**Stored records**
______________________________
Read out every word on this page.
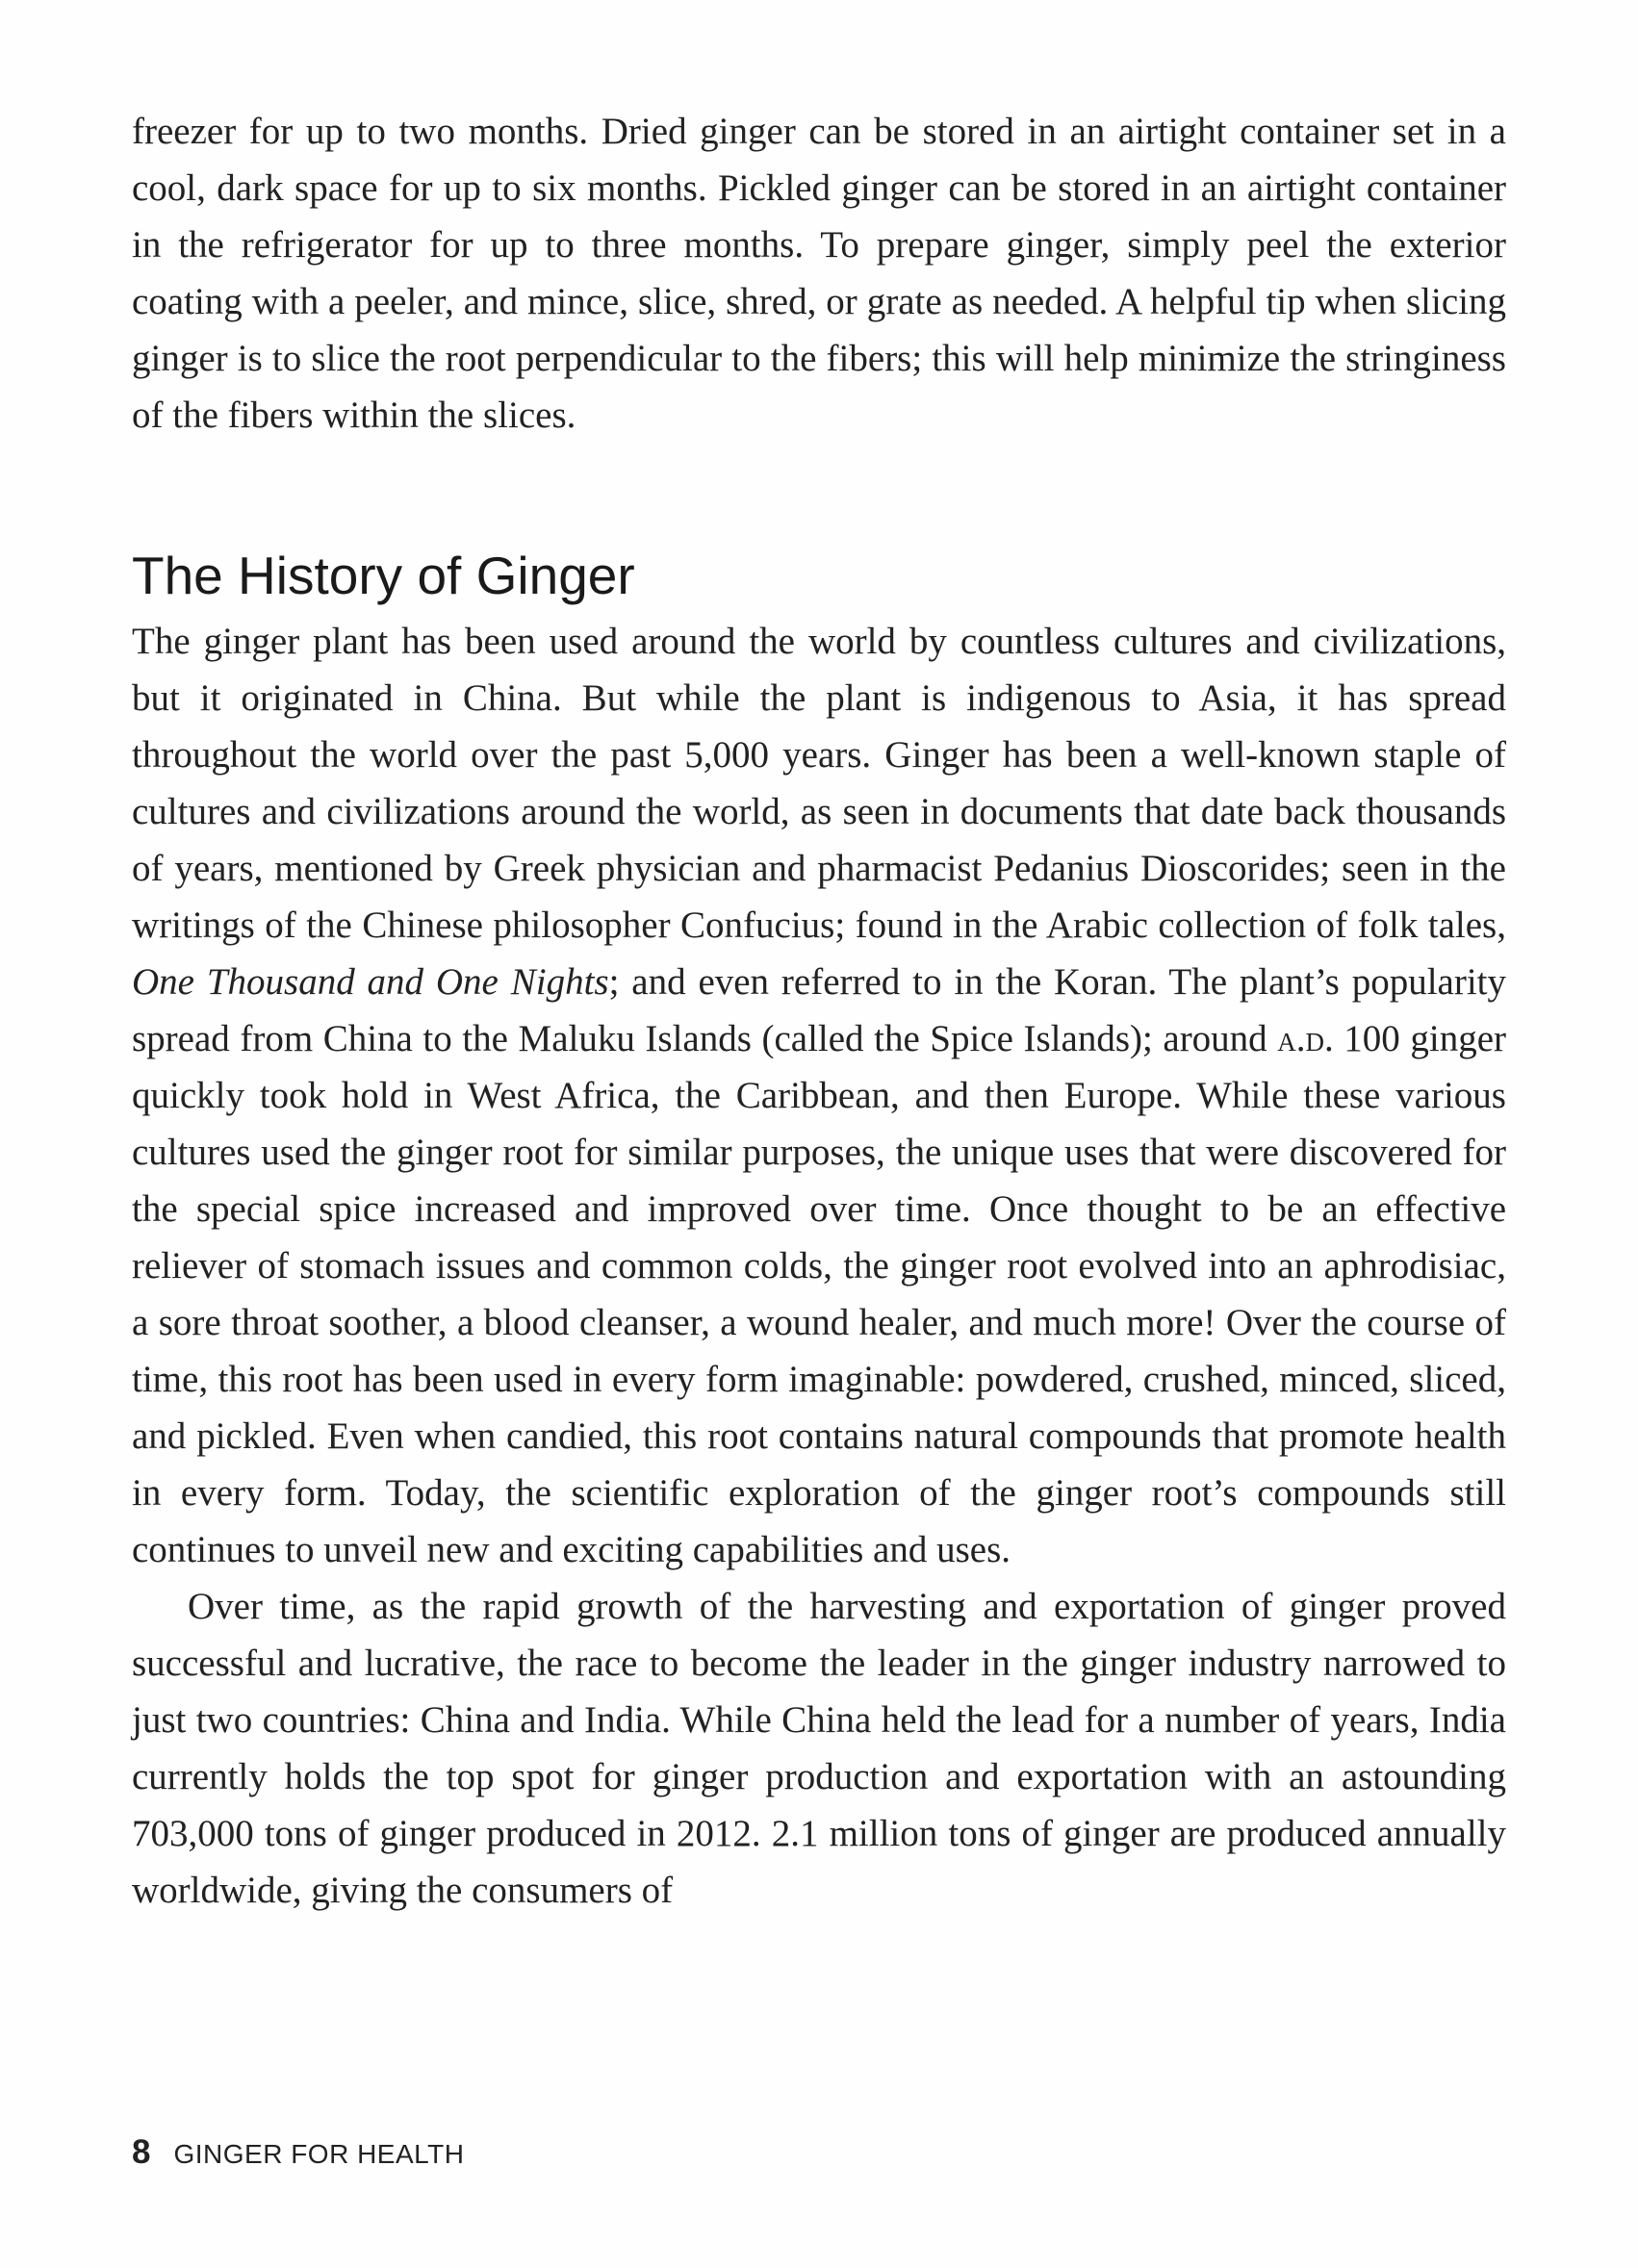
freezer for up to two months. Dried ginger can be stored in an airtight container set in a cool, dark space for up to six months. Pickled ginger can be stored in an airtight container in the refrigerator for up to three months. To prepare ginger, simply peel the exterior coating with a peeler, and mince, slice, shred, or grate as needed. A helpful tip when slicing ginger is to slice the root perpendicular to the fibers; this will help minimize the stringiness of the fibers within the slices.

The History of Ginger

The ginger plant has been used around the world by countless cultures and civilizations, but it originated in China. But while the plant is indigenous to Asia, it has spread throughout the world over the past 5,000 years. Ginger has been a well-known staple of cultures and civilizations around the world, as seen in documents that date back thousands of years, mentioned by Greek physician and pharmacist Pedanius Dioscorides; seen in the writings of the Chinese philosopher Confucius; found in the Arabic collection of folk tales, One Thousand and One Nights; and even referred to in the Koran. The plant’s popularity spread from China to the Maluku Islands (called the Spice Islands); around a.d. 100 ginger quickly took hold in West Africa, the Caribbean, and then Europe. While these various cultures used the ginger root for similar purposes, the unique uses that were discovered for the special spice increased and improved over time. Once thought to be an effective reliever of stomach issues and common colds, the ginger root evolved into an aphrodisiac, a sore throat soother, a blood cleanser, a wound healer, and much more! Over the course of time, this root has been used in every form imaginable: powdered, crushed, minced, sliced, and pickled. Even when candied, this root contains natural compounds that promote health in every form. Today, the scientific exploration of the ginger root’s compounds still continues to unveil new and exciting capabilities and uses.

Over time, as the rapid growth of the harvesting and exportation of ginger proved successful and lucrative, the race to become the leader in the ginger industry narrowed to just two countries: China and India. While China held the lead for a number of years, India currently holds the top spot for ginger production and exportation with an astounding 703,000 tons of ginger produced in 2012. 2.1 million tons of ginger are produced annually worldwide, giving the consumers of

8 GINGER FOR HEALTH
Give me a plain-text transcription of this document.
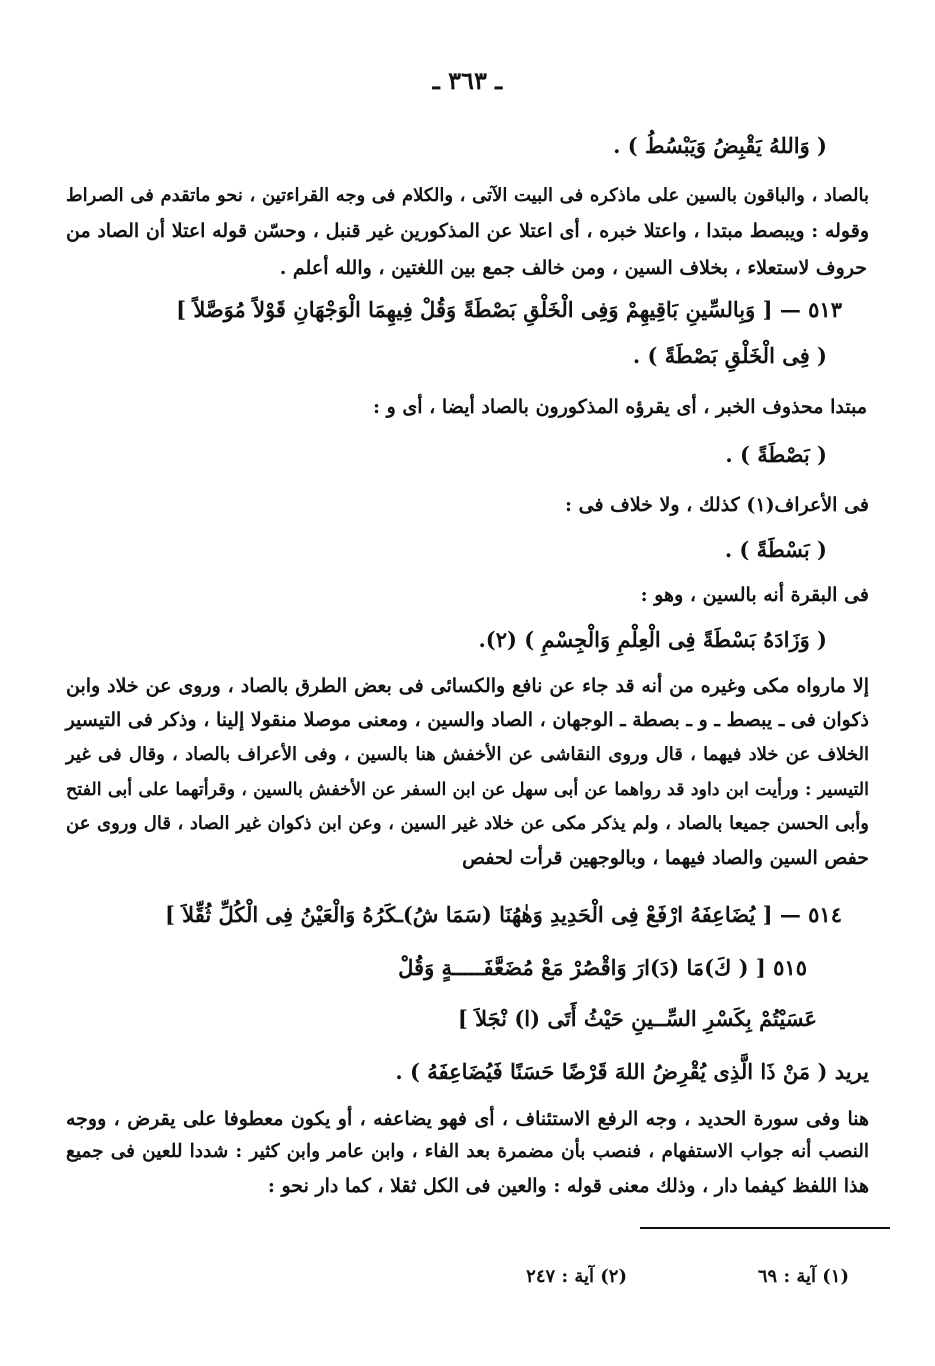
ـ ٣٦٣ ـ
( وَاللهُ يَقْبِضُ وَيَبْسُطُ ) .
بالصاد ، والباقون بالسين على ماذكره فى البيت الآتى ، والكلام فى وجه القراءتين ، نحو ماتقدم فى الصراط
وقوله : ويبصط مبتدا ، واعتلا خبره ، أى اعتلا عن المذكورين غير قنبل ، وحسّن قوله اعتلا أن الصاد من
حروف لاستعلاء ، بخلاف السين ، ومن خالف جمع بين اللغتين ، والله أعلم .
٥١٣ — [ وَبِالسِّينِ بَاقِيهِمْ وَفِى الْخَلْقِ بَصْطَةً وَقُلْ فِيهِمَا الْوَجْهَانِ قَوْلاً مُوَصَّلاً ]
( فِى الْخَلْقِ بَصْطَةً ) .
مبتدا محذوف الخبر ، أى يقرؤه المذكورون بالصاد أيضا ، أى و :
( بَصْطَةً ) .
فى الأعراف(١) كذلك ، ولا خلاف فى :
( بَسْطَةً ) .
فى البقرة أنه بالسين ، وهو :
( وَزَادَهُ بَسْطَةً فِى الْعِلْمِ وَالْجِسْمِ ) (٢).
إلا مارواه مكى وغيره من أنه قد جاء عن نافع والكسائى فى بعض الطرق بالصاد ، وروى عن خلاد وابن
ذكوان فى ـ يبصط ـ و ـ بصطة ـ الوجهان ، الصاد والسين ، ومعنى موصلا منقولا إلينا ، وذكر فى التيسير
الخلاف عن خلاد فيهما ، قال وروى النقاشى عن الأخفش هنا بالسين ، وفى الأعراف بالصاد ، وقال فى غير
التيسير : ورأيت ابن داود قد رواهما عن أبى سهل عن ابن السفر عن الأخفش بالسين ، وقرأتهما على أبى الفتح
وأبى الحسن جميعا بالصاد ، ولم يذكر مكى عن خلاد غير السين ، وعن ابن ذكوان غير الصاد ، قال وروى عن
حفص السين والصاد فيهما ، وبالوجهين قرأت لحفص
٥١٤ — [ يُضَاعِفَهُ ارْفَعْ فِى الْحَدِيدِ وَهٰهُنَا (سَمَا شُ)ـكَرُهُ وَالْعَيْنُ فِى الْكُلِّ ثُقِّلاَ ]
٥١٥ [ ( كَ)مَا (دَ)ارَ وَاقْصُرْ مَعْ مُضَعَّفَـــــةٍ وَقُلْ
عَسَيْتُمْ بِكَسْرِ السِّــينِ حَيْثُ أَتَى (ا) نْجَلاَ ]
يريد ( مَنْ ذَا الَّذِى يُقْرِضُ اللهَ قَرْضًا حَسَنًا فَيُضَاعِفَهُ ) .
هنا وفى سورة الحديد ، وجه الرفع الاستئناف ، أى فهو يضاعفه ، أو يكون معطوفا على يقرض ، ووجه
النصب أنه جواب الاستفهام ، فنصب بأن مضمرة بعد الفاء ، وابن عامر وابن كثير : شددا للعين فى جميع
هذا اللفظ كيفما دار ، وذلك معنى قوله : والعين فى الكل ثقلا ، كما دار نحو :
(١) آية : ٦٩
(٢) آية : ٢٤٧
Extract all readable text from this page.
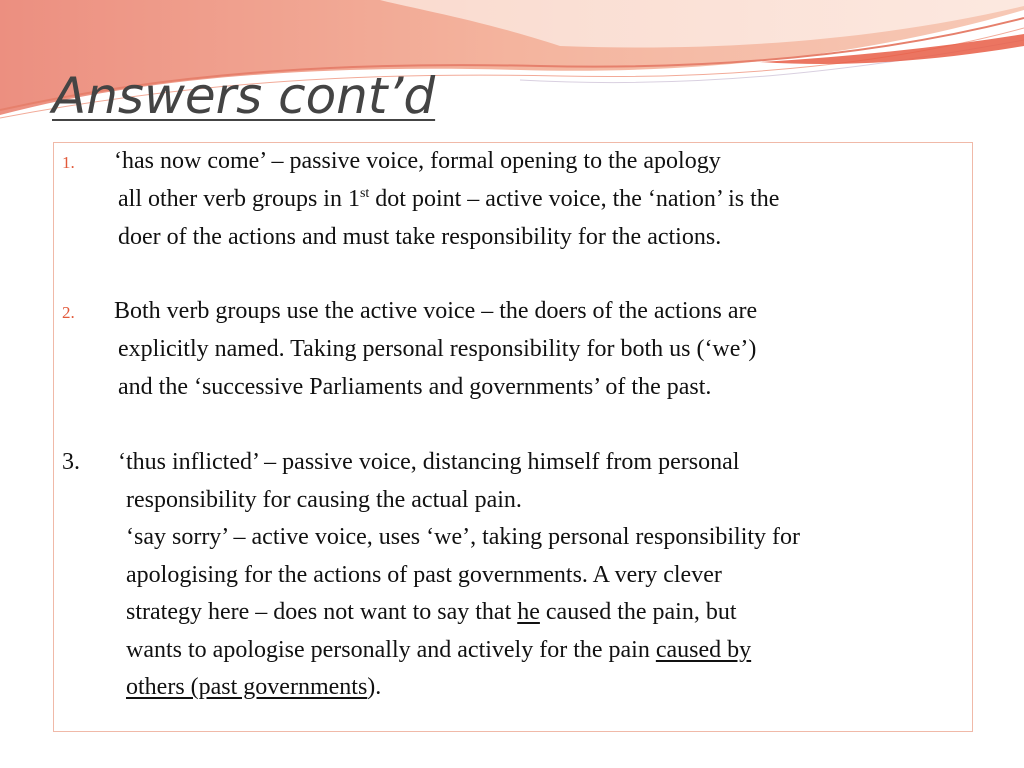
Answers cont’d
1. ‘has now come’ – passive voice, formal opening to the apology
all other verb groups in 1st dot point – active voice, the ‘nation’ is the
doer of the actions and must take responsibility for the actions.
2. Both verb groups use the active voice – the doers of the actions are
explicitly named. Taking personal responsibility for both us (‘we’)
and the ‘successive Parliaments and governments’ of the past.
3. ‘thus inflicted’ – passive voice, distancing himself from personal
responsibility for causing the actual pain.
‘say sorry’ – active voice, uses ‘we’, taking personal responsibility for
apologising for the actions of past governments. A very clever
strategy here – does not want to say that he caused the pain, but
wants to apologise personally and actively for the pain caused by
others (past governments).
______________________________
**Stated exercise**
Repeat the data exactly in full, omitting its pictures.

**Final result**
Read out every word on this page.
freezer for up to two months. Dried ginger can be stored in an airtight container set in a cool, dark space for up to six months. Pickled ginger can be stored in an airtight container in the refrigerator for up to three months. To prepare ginger, simply peel the exterior coating with a peeler, and mince, slice, shred, or grate as needed. A helpful tip when slicing ginger is to slice the root perpendicular to the fibers; this will help minimize the stringiness of the fibers within the slices.

The History of Ginger

The ginger plant has been used around the world by countless cultures and civilizations, but it originated in China. But while the plant is indigenous to Asia, it has spread throughout the world over the past 5,000 years. Ginger has been a well-known staple of cultures and civilizations around the world, as seen in documents that date back thousands of years, mentioned by Greek physician and pharmacist Pedanius Dioscorides; seen in the writings of the Chinese philosopher Confucius; found in the Arabic collection of folk tales, One Thousand and One Nights; and even referred to in the Koran. The plant’s popularity spread from China to the Maluku Islands (called the Spice Islands); around a.d. 100 ginger quickly took hold in West Africa, the Caribbean, and then Europe. While these various cultures used the ginger root for similar purposes, the unique uses that were discovered for the special spice increased and improved over time. Once thought to be an effective reliever of stomach issues and common colds, the ginger root evolved into an aphrodisiac, a sore throat soother, a blood cleanser, a wound healer, and much more! Over the course of time, this root has been used in every form imaginable: powdered, crushed, minced, sliced, and pickled. Even when candied, this root contains natural compounds that promote health in every form. Today, the scientific exploration of the ginger root’s compounds still continues to unveil new and exciting capabilities and uses.

Over time, as the rapid growth of the harvesting and exportation of ginger proved successful and lucrative, the race to become the leader in the ginger industry narrowed to just two countries: China and India. While China held the lead for a number of years, India currently holds the top spot for ginger production and exportation with an astounding 703,000 tons of ginger produced in 2012. 2.1 million tons of ginger are produced annually worldwide, giving the consumers of

8 GINGER FOR HEALTH
Give me a plain-text transcription of this document.
ـ ٣٦٣ ـ
( وَاللهُ يَقْبِضُ وَيَبْسُطُ ) .
بالصاد ، والباقون بالسين على ماذكره فى البيت الآتى ، والكلام فى وجه القراءتين ، نحو ماتقدم فى الصراط
وقوله : ويبصط مبتدا ، واعتلا خبره ، أى اعتلا عن المذكورين غير قنبل ، وحسّن قوله اعتلا أن الصاد من
حروف لاستعلاء ، بخلاف السين ، ومن خالف جمع بين اللغتين ، والله أعلم .
٥١٣ — [ وَبِالسِّينِ بَاقِيهِمْ وَفِى الْخَلْقِ بَصْطَةً وَقُلْ فِيهِمَا الْوَجْهَانِ قَوْلاً مُوَصَّلاً ]
( فِى الْخَلْقِ بَصْطَةً ) .
مبتدا محذوف الخبر ، أى يقرؤه المذكورون بالصاد أيضا ، أى و :
( بَصْطَةً ) .
فى الأعراف(١) كذلك ، ولا خلاف فى :
( بَسْطَةً ) .
فى البقرة أنه بالسين ، وهو :
( وَزَادَهُ بَسْطَةً فِى الْعِلْمِ وَالْجِسْمِ ) (٢).
إلا مارواه مكى وغيره من أنه قد جاء عن نافع والكسائى فى بعض الطرق بالصاد ، وروى عن خلاد وابن
ذكوان فى ـ يبصط ـ و ـ بصطة ـ الوجهان ، الصاد والسين ، ومعنى موصلا منقولا إلينا ، وذكر فى التيسير
الخلاف عن خلاد فيهما ، قال وروى النقاشى عن الأخفش هنا بالسين ، وفى الأعراف بالصاد ، وقال فى غير
التيسير : ورأيت ابن داود قد رواهما عن أبى سهل عن ابن السفر عن الأخفش بالسين ، وقرأتهما على أبى الفتح
وأبى الحسن جميعا بالصاد ، ولم يذكر مكى عن خلاد غير السين ، وعن ابن ذكوان غير الصاد ، قال وروى عن
حفص السين والصاد فيهما ، وبالوجهين قرأت لحفص
٥١٤ — [ يُضَاعِفَهُ ارْفَعْ فِى الْحَدِيدِ وَهٰهُنَا (سَمَا شُ)ـكَرُهُ وَالْعَيْنُ فِى الْكُلِّ ثُقِّلاَ ]
٥١٥ [ ( كَ)مَا (دَ)ارَ وَاقْصُرْ مَعْ مُضَعَّفَـــــةٍ وَقُلْ
عَسَيْتُمْ بِكَسْرِ السِّــينِ حَيْثُ أَتَى (ا) نْجَلاَ ]
يريد ( مَنْ ذَا الَّذِى يُقْرِضُ اللهَ قَرْضًا حَسَنًا فَيُضَاعِفَهُ ) .
هنا وفى سورة الحديد ، وجه الرفع الاستئناف ، أى فهو يضاعفه ، أو يكون معطوفا على يقرض ، ووجه
النصب أنه جواب الاستفهام ، فنصب بأن مضمرة بعد الفاء ، وابن عامر وابن كثير : شددا للعين فى جميع
هذا اللفظ كيفما دار ، وذلك معنى قوله : والعين فى الكل ثقلا ، كما دار نحو :
(١) آية : ٦٩
(٢) آية : ٢٤٧
Extract all readable text from this page.
Answers cont’d
1. ‘has now come’ – passive voice, formal opening to the apology
all other verb groups in 1st dot point – active voice, the ‘nation’ is the
doer of the actions and must take responsibility for the actions.
2. Both verb groups use the active voice – the doers of the actions are
explicitly named. Taking personal responsibility for both us (‘we’)
and the ‘successive Parliaments and governments’ of the past.
3. ‘thus inflicted’ – passive voice, distancing himself from personal
responsibility for causing the actual pain.
‘say sorry’ – active voice, uses ‘we’, taking personal responsibility for
apologising for the actions of past governments. A very clever
strategy here – does not want to say that he caused the pain, but
wants to apologise personally and actively for the pain caused by
others (past governments).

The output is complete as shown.